◆ Direction:
Find each line below that contains the string "INFO" and copy those lines out in full.

◆ Data shown:
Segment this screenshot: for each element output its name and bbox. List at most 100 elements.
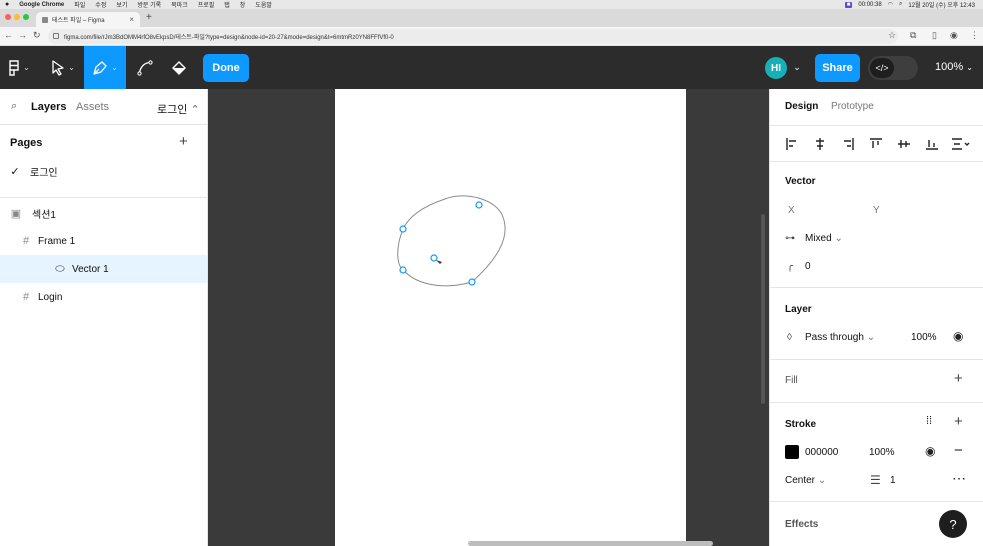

...

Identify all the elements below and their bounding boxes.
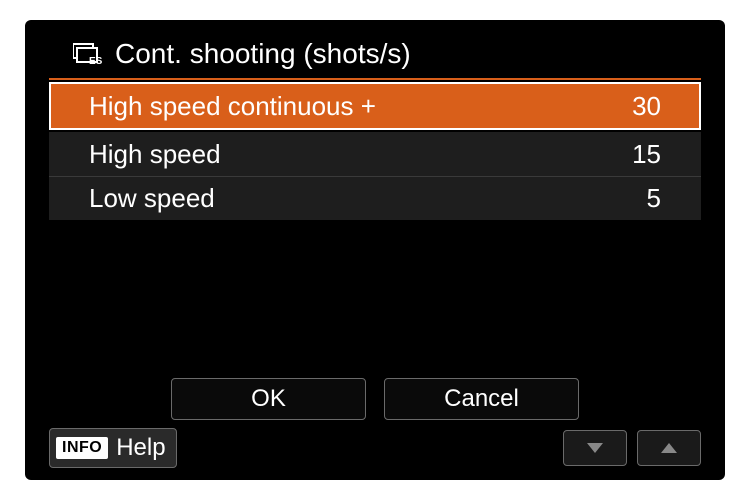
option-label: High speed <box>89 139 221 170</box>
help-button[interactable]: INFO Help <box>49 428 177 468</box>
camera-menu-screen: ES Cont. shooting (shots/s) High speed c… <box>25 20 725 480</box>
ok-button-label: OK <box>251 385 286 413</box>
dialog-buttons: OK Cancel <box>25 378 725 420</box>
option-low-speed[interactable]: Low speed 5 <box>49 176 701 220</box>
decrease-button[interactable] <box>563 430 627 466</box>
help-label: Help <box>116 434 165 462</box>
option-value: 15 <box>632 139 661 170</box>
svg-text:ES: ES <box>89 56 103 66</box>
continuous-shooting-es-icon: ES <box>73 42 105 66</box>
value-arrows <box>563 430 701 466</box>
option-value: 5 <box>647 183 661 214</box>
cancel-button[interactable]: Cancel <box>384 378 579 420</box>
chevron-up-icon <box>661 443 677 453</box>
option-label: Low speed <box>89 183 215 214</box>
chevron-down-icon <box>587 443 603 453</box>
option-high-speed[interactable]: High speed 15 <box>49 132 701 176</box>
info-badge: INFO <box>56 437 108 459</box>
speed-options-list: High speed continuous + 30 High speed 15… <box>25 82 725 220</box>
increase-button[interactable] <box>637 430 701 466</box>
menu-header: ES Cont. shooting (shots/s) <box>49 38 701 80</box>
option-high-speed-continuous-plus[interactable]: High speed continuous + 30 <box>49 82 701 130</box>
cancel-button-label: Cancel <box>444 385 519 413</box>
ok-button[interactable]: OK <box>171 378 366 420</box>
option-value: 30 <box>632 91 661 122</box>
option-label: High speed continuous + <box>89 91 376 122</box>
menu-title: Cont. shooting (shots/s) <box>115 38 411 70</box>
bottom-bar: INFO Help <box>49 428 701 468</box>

◆ Result of the task:
help-button[interactable]: INFO Help <box>49 428 177 468</box>
info-badge: INFO <box>56 437 108 459</box>
bottom-bar: INFO Help <box>49 428 701 468</box>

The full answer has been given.